>> begin Excerpted data

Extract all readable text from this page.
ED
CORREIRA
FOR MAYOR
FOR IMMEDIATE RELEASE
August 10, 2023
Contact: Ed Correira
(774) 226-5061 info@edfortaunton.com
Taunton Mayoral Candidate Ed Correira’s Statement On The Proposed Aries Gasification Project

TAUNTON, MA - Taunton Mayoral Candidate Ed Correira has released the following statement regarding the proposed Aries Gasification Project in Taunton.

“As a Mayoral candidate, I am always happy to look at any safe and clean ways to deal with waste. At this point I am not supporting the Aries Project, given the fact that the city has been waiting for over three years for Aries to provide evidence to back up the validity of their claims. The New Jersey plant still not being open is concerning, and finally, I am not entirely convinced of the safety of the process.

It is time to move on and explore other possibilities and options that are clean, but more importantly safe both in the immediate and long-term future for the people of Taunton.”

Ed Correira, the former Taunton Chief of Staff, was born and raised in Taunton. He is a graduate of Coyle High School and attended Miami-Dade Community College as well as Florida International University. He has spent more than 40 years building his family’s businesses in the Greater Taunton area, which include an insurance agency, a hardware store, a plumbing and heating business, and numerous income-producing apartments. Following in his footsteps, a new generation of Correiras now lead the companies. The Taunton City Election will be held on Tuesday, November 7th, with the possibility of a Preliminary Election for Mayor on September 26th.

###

>> end Excerpted data

**Set exercise:** For the records above, state how many lines include the string "Gasification", giving the number and nothing else.

**Output:** 2